(Item position entries)
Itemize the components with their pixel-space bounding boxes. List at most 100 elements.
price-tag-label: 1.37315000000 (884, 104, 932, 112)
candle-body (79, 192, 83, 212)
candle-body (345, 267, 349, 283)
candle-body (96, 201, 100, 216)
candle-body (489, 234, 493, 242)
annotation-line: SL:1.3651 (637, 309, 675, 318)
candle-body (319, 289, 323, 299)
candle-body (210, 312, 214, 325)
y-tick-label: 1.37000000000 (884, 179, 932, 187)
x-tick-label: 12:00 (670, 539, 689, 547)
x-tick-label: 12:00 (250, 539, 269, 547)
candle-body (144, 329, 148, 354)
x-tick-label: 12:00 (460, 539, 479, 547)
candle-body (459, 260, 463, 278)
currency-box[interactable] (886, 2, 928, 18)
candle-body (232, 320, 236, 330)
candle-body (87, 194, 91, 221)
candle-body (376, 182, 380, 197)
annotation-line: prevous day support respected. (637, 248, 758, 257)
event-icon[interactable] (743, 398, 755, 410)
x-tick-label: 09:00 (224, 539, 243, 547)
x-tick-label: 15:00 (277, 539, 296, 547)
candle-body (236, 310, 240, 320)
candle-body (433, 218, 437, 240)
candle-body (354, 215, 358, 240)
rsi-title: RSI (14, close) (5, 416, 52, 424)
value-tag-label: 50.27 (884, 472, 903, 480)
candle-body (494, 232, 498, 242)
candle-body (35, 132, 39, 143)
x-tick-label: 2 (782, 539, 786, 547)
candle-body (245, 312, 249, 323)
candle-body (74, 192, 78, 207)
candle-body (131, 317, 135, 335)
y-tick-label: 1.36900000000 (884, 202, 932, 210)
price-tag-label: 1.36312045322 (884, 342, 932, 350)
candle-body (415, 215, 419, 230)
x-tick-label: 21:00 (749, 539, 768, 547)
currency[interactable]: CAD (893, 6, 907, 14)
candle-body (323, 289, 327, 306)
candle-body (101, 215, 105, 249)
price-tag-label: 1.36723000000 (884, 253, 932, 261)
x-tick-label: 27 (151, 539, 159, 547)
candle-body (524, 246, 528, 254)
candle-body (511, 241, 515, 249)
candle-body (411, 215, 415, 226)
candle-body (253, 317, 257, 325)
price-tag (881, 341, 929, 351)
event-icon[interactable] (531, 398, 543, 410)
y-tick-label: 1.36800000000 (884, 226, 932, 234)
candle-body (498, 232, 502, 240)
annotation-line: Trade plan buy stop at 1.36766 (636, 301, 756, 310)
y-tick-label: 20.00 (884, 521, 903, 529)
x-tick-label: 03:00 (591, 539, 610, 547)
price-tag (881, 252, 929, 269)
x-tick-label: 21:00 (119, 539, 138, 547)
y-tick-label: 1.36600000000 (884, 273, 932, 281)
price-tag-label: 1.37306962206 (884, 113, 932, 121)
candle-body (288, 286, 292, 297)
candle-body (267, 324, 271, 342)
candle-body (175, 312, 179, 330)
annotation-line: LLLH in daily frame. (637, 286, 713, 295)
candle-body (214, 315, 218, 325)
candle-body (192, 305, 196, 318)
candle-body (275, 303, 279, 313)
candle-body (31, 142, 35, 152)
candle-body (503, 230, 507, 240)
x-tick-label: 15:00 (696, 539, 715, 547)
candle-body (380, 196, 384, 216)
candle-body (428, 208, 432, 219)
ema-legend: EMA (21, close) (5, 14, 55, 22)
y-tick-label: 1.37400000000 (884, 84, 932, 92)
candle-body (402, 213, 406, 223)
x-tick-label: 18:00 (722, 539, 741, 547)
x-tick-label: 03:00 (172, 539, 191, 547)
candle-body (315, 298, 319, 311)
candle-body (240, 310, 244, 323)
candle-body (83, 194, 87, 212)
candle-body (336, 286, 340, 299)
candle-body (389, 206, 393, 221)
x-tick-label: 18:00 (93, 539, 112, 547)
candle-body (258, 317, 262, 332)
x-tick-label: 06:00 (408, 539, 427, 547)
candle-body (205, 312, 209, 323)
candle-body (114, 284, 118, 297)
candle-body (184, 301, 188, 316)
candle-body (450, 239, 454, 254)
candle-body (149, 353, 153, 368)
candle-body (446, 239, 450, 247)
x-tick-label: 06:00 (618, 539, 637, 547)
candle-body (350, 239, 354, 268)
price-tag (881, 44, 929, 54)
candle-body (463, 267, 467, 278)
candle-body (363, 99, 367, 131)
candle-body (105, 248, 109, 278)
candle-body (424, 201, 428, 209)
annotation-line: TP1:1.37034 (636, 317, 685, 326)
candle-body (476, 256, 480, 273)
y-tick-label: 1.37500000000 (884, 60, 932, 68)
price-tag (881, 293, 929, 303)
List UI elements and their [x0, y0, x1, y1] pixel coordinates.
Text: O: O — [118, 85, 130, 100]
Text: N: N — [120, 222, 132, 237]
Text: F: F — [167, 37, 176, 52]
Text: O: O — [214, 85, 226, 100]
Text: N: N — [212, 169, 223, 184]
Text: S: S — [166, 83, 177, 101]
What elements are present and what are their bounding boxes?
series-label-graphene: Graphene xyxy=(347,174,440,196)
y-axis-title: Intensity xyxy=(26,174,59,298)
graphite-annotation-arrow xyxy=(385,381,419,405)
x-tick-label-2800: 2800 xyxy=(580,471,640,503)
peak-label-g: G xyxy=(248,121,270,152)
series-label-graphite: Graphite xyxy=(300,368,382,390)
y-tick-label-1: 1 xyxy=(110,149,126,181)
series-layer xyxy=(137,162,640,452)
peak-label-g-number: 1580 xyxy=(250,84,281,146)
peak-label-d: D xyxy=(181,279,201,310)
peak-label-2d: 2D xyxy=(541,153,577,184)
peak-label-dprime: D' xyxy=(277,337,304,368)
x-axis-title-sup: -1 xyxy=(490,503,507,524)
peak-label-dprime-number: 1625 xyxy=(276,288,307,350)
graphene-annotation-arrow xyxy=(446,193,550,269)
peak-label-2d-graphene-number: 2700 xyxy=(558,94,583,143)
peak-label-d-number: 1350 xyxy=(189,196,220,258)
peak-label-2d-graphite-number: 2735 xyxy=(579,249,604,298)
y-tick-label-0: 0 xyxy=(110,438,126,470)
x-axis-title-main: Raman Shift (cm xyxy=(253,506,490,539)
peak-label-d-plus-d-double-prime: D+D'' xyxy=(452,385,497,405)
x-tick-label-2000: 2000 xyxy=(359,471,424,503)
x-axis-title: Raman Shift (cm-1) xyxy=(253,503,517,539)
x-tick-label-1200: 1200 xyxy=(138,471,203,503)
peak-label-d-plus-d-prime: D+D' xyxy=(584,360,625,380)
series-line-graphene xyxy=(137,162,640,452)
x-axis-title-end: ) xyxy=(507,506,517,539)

▶ _Exercise description_:
Recast every line in the records above as a numbered list, skipping any blank lines.

▶ _Answer to this exercise_:
1. Itemize the components with their pixel-space bounding boxes. List at most 100 elements.
2. price-tag-label: 1.37315000000 (884, 104, 932, 112)
3. candle-body (79, 192, 83, 212)
4. candle-body (345, 267, 349, 283)
5. candle-body (96, 201, 100, 216)
6. candle-body (489, 234, 493, 242)
7. annotation-line: SL:1.3651 (637, 309, 675, 318)
8. candle-body (319, 289, 323, 299)
9. candle-body (210, 312, 214, 325)
10. y-tick-label: 1.37000000000 (884, 179, 932, 187)
11. x-tick-label: 12:00 (670, 539, 689, 547)
12. x-tick-label: 12:00 (250, 539, 269, 547)
13. candle-body (144, 329, 148, 354)
14. x-tick-label: 12:00 (460, 539, 479, 547)
15. candle-body (459, 260, 463, 278)
16. currency-box[interactable] (886, 2, 928, 18)
17. candle-body (232, 320, 236, 330)
18. candle-body (87, 194, 91, 221)
19. candle-body (376, 182, 380, 197)
20. annotation-line: prevous day support respected. (637, 248, 758, 257)
21. event-icon[interactable] (743, 398, 755, 410)
22. x-tick-label: 09:00 (224, 539, 243, 547)
23. x-tick-label: 15:00 (277, 539, 296, 547)
24. candle-body (236, 310, 240, 320)
25. candle-body (433, 218, 437, 240)
26. candle-body (354, 215, 358, 240)
27. rsi-title: RSI (14, close) (5, 416, 52, 424)
28. value-tag-label: 50.27 (884, 472, 903, 480)
29. candle-body (494, 232, 498, 242)
30. candle-body (35, 132, 39, 143)
31. x-tick-label: 2 (782, 539, 786, 547)
32. candle-body (245, 312, 249, 323)
33. candle-body (74, 192, 78, 207)
34. candle-body (131, 317, 135, 335)
35. y-tick-label: 1.36900000000 (884, 202, 932, 210)
36. price-tag-label: 1.36312045322 (884, 342, 932, 350)
37. candle-body (415, 215, 419, 230)
38. x-tick-label: 21:00 (749, 539, 768, 547)
39. currency[interactable]: CAD (893, 6, 907, 14)
40. candle-body (323, 289, 327, 306)
41. candle-body (101, 215, 105, 249)
42. price-tag-label: 1.36723000000 (884, 253, 932, 261)
43. x-tick-label: 27 (151, 539, 159, 547)
44. candle-body (524, 246, 528, 254)
45. candle-body (511, 241, 515, 249)
46. candle-body (411, 215, 415, 226)
47. candle-body (253, 317, 257, 325)
48. price-tag (881, 341, 929, 351)
49. event-icon[interactable] (531, 398, 543, 410)
50. y-tick-label: 1.36800000000 (884, 226, 932, 234)
51. candle-body (498, 232, 502, 240)
52. annotation-line: Trade plan buy stop at 1.36766 (636, 301, 756, 310)
53. y-tick-label: 20.00 (884, 521, 903, 529)
54. x-tick-label: 03:00 (591, 539, 610, 547)
55. price-tag (881, 252, 929, 269)
56. x-tick-label: 21:00 (119, 539, 138, 547)
57. y-tick-label: 1.36600000000 (884, 273, 932, 281)
58. price-tag-label: 1.37306962206 (884, 113, 932, 121)
59. candle-body (288, 286, 292, 297)
60. candle-body (267, 324, 271, 342)
61. candle-body (175, 312, 179, 330)
62. annotation-line: LLLH in daily frame. (637, 286, 713, 295)
63. candle-body (214, 315, 218, 325)
64. candle-body (192, 305, 196, 318)
65. candle-body (275, 303, 279, 313)
66. candle-body (31, 142, 35, 152)
67. candle-body (503, 230, 507, 240)
68. x-tick-label: 15:00 (696, 539, 715, 547)
69. candle-body (380, 196, 384, 216)
70. candle-body (428, 208, 432, 219)
71. ema-legend: EMA (21, close) (5, 14, 55, 22)
72. y-tick-label: 1.37400000000 (884, 84, 932, 92)
73. candle-body (402, 213, 406, 223)
74. x-tick-label: 18:00 (722, 539, 741, 547)
75. x-tick-label: 03:00 (172, 539, 191, 547)
76. candle-body (315, 298, 319, 311)
77. candle-body (240, 310, 244, 323)
78. candle-body (83, 194, 87, 212)
79. candle-body (336, 286, 340, 299)
80. candle-body (389, 206, 393, 221)
81. x-tick-label: 18:00 (93, 539, 112, 547)
82. candle-body (258, 317, 262, 332)
83. x-tick-label: 06:00 (408, 539, 427, 547)
84. candle-body (205, 312, 209, 323)
85. candle-body (114, 284, 118, 297)
86. candle-body (184, 301, 188, 316)
87. candle-body (450, 239, 454, 254)
88. candle-body (149, 353, 153, 368)
89. candle-body (446, 239, 450, 247)
90. x-tick-label: 06:00 (618, 539, 637, 547)
91. candle-body (350, 239, 354, 268)
92. price-tag (881, 44, 929, 54)
93. candle-body (463, 267, 467, 278)
94. candle-body (363, 99, 367, 131)
95. candle-body (105, 248, 109, 278)
96. candle-body (424, 201, 428, 209)
97. annotation-line: TP1:1.37034 (636, 317, 685, 326)
98. candle-body (476, 256, 480, 273)
99. y-tick-label: 1.37500000000 (884, 60, 932, 68)
100. price-tag (881, 293, 929, 303)
101. List UI elements and their [x0, y0, x1, y1] pixel coordinates.
102. Text: O: O — [118, 85, 130, 100]
103. Text: N: N — [120, 222, 132, 237]
104. Text: F: F — [167, 37, 176, 52]
105. Text: O: O — [214, 85, 226, 100]
106. Text: N: N — [212, 169, 223, 184]
107. Text: S: S — [166, 83, 177, 101]
108. What elements are present and what are their bounding boxes?
109. series-label-graphene: Graphene xyxy=(347,174,440,196)
110. y-axis-title: Intensity xyxy=(26,174,59,298)
111. graphite-annotation-arrow xyxy=(385,381,419,405)
112. x-tick-label-2800: 2800 xyxy=(580,471,640,503)
113. peak-label-g: G xyxy=(248,121,270,152)
114. series-label-graphite: Graphite xyxy=(300,368,382,390)
115. y-tick-label-1: 1 xyxy=(110,149,126,181)
116. series-layer xyxy=(137,162,640,452)
117. peak-label-g-number: 1580 xyxy=(250,84,281,146)
118. peak-label-d: D xyxy=(181,279,201,310)
119. peak-label-2d: 2D xyxy=(541,153,577,184)
120. peak-label-dprime: D' xyxy=(277,337,304,368)
121. x-axis-title-sup: -1 xyxy=(490,503,507,524)
122. peak-label-dprime-number: 1625 xyxy=(276,288,307,350)
123. graphene-annotation-arrow xyxy=(446,193,550,269)
124. peak-label-2d-graphene-number: 2700 xyxy=(558,94,583,143)
125. peak-label-d-number: 1350 xyxy=(189,196,220,258)
126. peak-label-2d-graphite-number: 2735 xyxy=(579,249,604,298)
127. y-tick-label-0: 0 xyxy=(110,438,126,470)
128. x-axis-title-main: Raman Shift (cm xyxy=(253,506,490,539)
129. peak-label-d-plus-d-double-prime: D+D'' xyxy=(452,385,497,405)
130. x-tick-label-2000: 2000 xyxy=(359,471,424,503)
131. x-axis-title: Raman Shift (cm-1) xyxy=(253,503,517,539)
132. x-tick-label-1200: 1200 xyxy=(138,471,203,503)
133. peak-label-d-plus-d-prime: D+D' xyxy=(584,360,625,380)
134. series-line-graphene xyxy=(137,162,640,452)
135. x-axis-title-end: ) xyxy=(507,506,517,539)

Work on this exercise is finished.